● Task brief: For this exercise, copy out each line of the material below that includes "screenshot".

● Dataset excerpt:
****************

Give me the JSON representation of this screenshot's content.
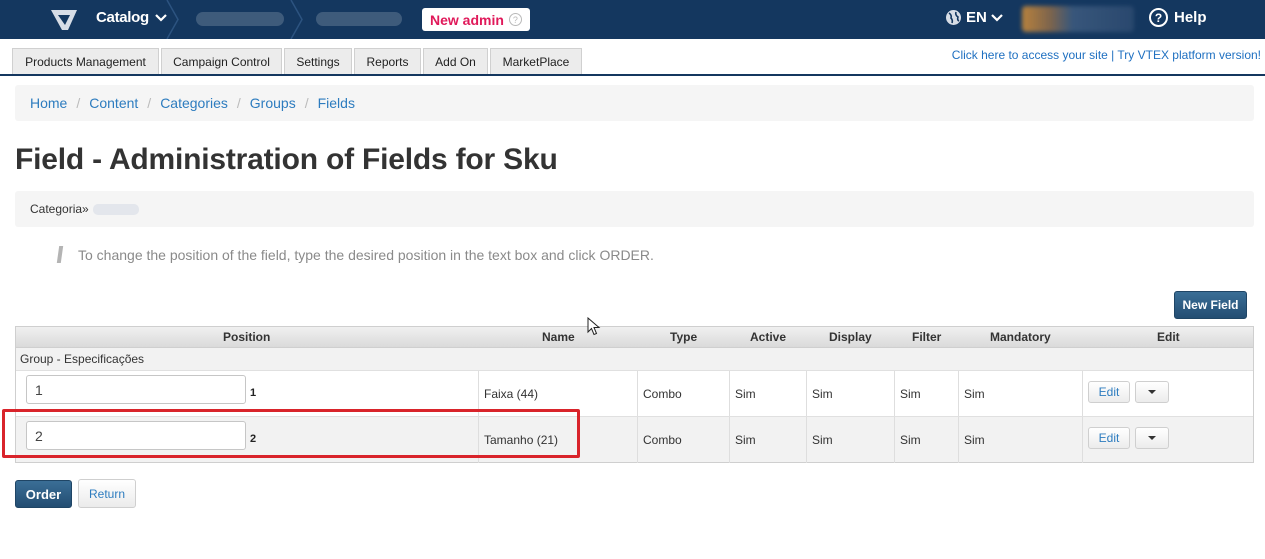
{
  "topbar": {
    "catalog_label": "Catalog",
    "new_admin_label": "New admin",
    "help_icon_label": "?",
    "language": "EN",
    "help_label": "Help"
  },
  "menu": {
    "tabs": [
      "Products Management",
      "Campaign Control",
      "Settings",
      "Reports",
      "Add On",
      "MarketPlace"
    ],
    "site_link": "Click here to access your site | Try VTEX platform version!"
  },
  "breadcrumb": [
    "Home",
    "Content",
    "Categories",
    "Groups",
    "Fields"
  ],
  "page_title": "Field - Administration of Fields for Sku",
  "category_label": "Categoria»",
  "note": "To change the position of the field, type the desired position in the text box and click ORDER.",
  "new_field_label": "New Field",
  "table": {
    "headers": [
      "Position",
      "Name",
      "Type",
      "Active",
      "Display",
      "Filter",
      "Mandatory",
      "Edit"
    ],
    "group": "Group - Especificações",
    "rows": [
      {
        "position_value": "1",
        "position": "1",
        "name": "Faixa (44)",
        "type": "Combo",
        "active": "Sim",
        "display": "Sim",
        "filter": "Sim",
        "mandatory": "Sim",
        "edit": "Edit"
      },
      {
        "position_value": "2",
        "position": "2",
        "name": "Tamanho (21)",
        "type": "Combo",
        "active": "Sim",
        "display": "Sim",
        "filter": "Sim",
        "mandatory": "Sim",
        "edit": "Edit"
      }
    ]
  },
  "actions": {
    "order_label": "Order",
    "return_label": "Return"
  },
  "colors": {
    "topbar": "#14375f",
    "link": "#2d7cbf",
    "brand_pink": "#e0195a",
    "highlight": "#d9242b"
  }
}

****************

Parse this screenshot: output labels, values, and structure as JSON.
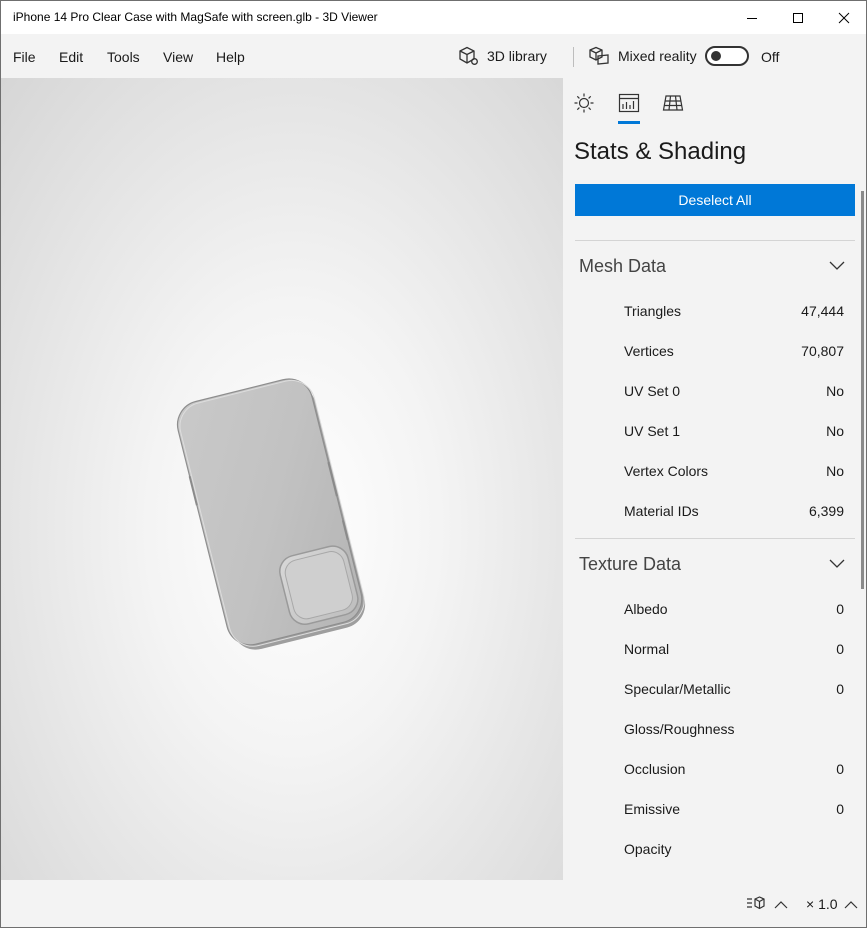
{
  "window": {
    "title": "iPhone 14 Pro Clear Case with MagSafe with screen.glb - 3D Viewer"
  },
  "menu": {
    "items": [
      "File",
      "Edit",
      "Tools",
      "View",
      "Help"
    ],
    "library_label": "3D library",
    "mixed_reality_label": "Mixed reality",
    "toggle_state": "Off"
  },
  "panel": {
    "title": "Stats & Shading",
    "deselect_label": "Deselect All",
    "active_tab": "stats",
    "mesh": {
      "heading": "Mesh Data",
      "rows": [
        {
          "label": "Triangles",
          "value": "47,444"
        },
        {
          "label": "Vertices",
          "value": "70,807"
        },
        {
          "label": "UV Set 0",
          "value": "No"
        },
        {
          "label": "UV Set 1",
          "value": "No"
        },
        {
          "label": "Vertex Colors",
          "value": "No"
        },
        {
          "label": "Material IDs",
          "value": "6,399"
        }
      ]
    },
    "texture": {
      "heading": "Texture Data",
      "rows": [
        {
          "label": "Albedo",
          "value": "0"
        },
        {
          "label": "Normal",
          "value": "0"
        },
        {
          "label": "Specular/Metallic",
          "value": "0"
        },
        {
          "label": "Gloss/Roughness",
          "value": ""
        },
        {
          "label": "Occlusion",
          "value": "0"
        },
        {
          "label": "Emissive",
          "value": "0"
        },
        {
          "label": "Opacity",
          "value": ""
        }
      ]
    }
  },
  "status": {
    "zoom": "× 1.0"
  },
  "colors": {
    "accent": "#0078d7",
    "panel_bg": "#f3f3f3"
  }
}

****************

● Exercise output:
Give me the JSON representation of this screenshot's content.
Parse this screenshot: output labels, values, and structure as JSON.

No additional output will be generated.